> _Exercise data_
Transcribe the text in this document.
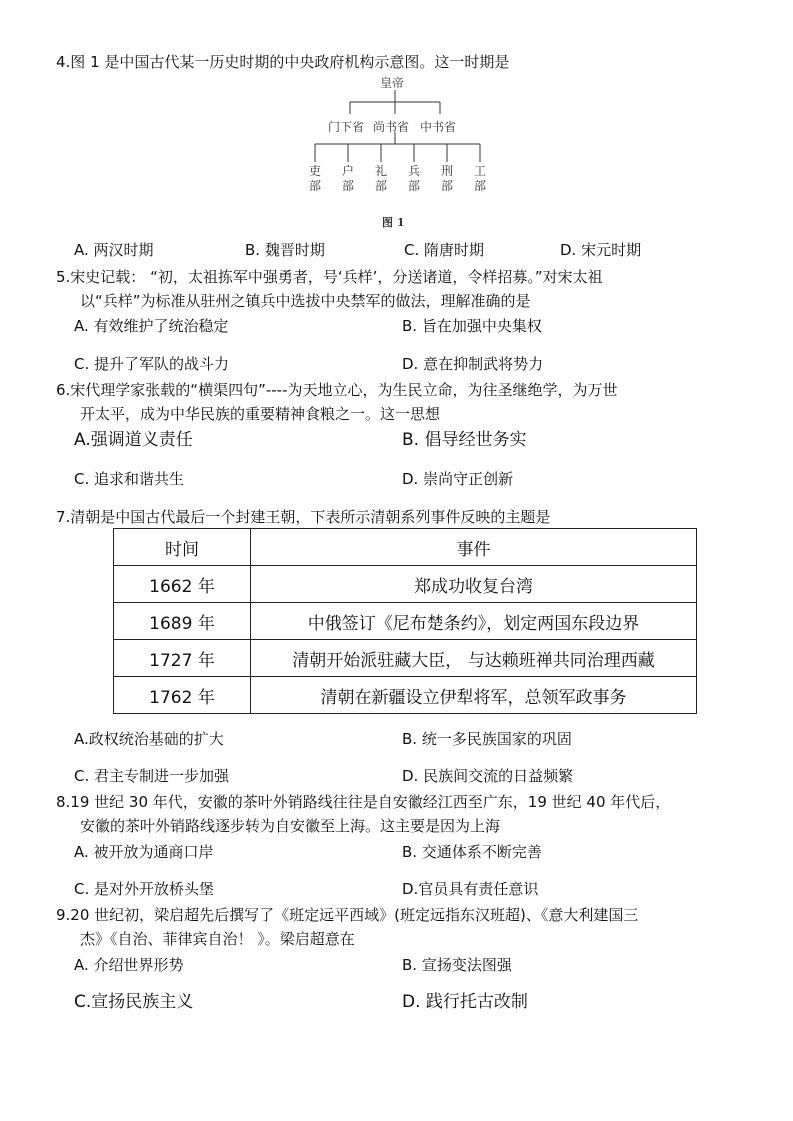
4.图 1 是中国古代某一历史时期的中央政府机构示意图。这一时期是
皇帝
门下省 尚书省 中书省
吏部
户部
礼部
兵部
刑部
工部
图 1
A. 两汉时期	B. 魏晋时期	C. 隋唐时期	D. 宋元时期
5.宋史记载： “初，太祖拣军中强勇者，号‘兵样’，分送诸道，令样招募。”对宋太祖
以“兵样”为标准从驻州之镇兵中选拔中央禁军的做法，理解准确的是
A. 有效维护了统治稳定	B. 旨在加强中央集权
C. 提升了军队的战斗力	D. 意在抑制武将势力
6.宋代理学家张载的“横渠四句”----为天地立心，为生民立命，为往圣继绝学，为万世
开太平，成为中华民族的重要精神食粮之一。这一思想
A.强调道义责任	B. 倡导经世务实
C. 追求和谐共生	D. 崇尚守正创新
7.清朝是中国古代最后一个封建王朝，下表所示清朝系列事件反映的主题是
时间	事件
1662 年	郑成功收复台湾
1689 年	中俄签订《尼布楚条约》，划定两国东段边界
1727 年	清朝开始派驻藏大臣， 与达赖班禅共同治理西藏
1762 年	清朝在新疆设立伊犁将军，总领军政事务
A.政权统治基础的扩大	B. 统一多民族国家的巩固
C. 君主专制进一步加强	D. 民族间交流的日益频繁
8.19 世纪 30 年代，安徽的茶叶外销路线往往是自安徽经江西至广东，19 世纪 40 年代后，
安徽的茶叶外销路线逐步转为自安徽至上海。这主要是因为上海
A. 被开放为通商口岸	B. 交通体系不断完善
C. 是对外开放桥头堡	D.官员具有责任意识
9.20 世纪初，梁启超先后撰写了《班定远平西域》(班定远指东汉班超)、《意大利建国三
杰》《自治、菲律宾自治！ 》。梁启超意在
A. 介绍世界形势	B. 宣扬变法图强
C.宣扬民族主义	D. 践行托古改制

> _Written exercise_
Print every entry above again without changing a word, and omit the pictures.

> _Written solution_
Transcribe the text in this document.
4.图 1 是中国古代某一历史时期的中央政府机构示意图。这一时期是
皇帝
门下省 尚书省 中书省
吏部
户部
礼部
兵部
刑部
工部
图 1
A. 两汉时期	B. 魏晋时期	C. 隋唐时期	D. 宋元时期
5.宋史记载： “初，太祖拣军中强勇者，号‘兵样’，分送诸道，令样招募。”对宋太祖
以“兵样”为标准从驻州之镇兵中选拔中央禁军的做法，理解准确的是
A. 有效维护了统治稳定	B. 旨在加强中央集权
C. 提升了军队的战斗力	D. 意在抑制武将势力
6.宋代理学家张载的“横渠四句”----为天地立心，为生民立命，为往圣继绝学，为万世
开太平，成为中华民族的重要精神食粮之一。这一思想
A.强调道义责任	B. 倡导经世务实
C. 追求和谐共生	D. 崇尚守正创新
7.清朝是中国古代最后一个封建王朝，下表所示清朝系列事件反映的主题是
时间	事件
1662 年	郑成功收复台湾
1689 年	中俄签订《尼布楚条约》，划定两国东段边界
1727 年	清朝开始派驻藏大臣， 与达赖班禅共同治理西藏
1762 年	清朝在新疆设立伊犁将军，总领军政事务
A.政权统治基础的扩大	B. 统一多民族国家的巩固
C. 君主专制进一步加强	D. 民族间交流的日益频繁
8.19 世纪 30 年代，安徽的茶叶外销路线往往是自安徽经江西至广东，19 世纪 40 年代后，
安徽的茶叶外销路线逐步转为自安徽至上海。这主要是因为上海
A. 被开放为通商口岸	B. 交通体系不断完善
C. 是对外开放桥头堡	D.官员具有责任意识
9.20 世纪初，梁启超先后撰写了《班定远平西域》(班定远指东汉班超)、《意大利建国三
杰》《自治、菲律宾自治！ 》。梁启超意在
A. 介绍世界形势	B. 宣扬变法图强
C.宣扬民族主义	D. 践行托古改制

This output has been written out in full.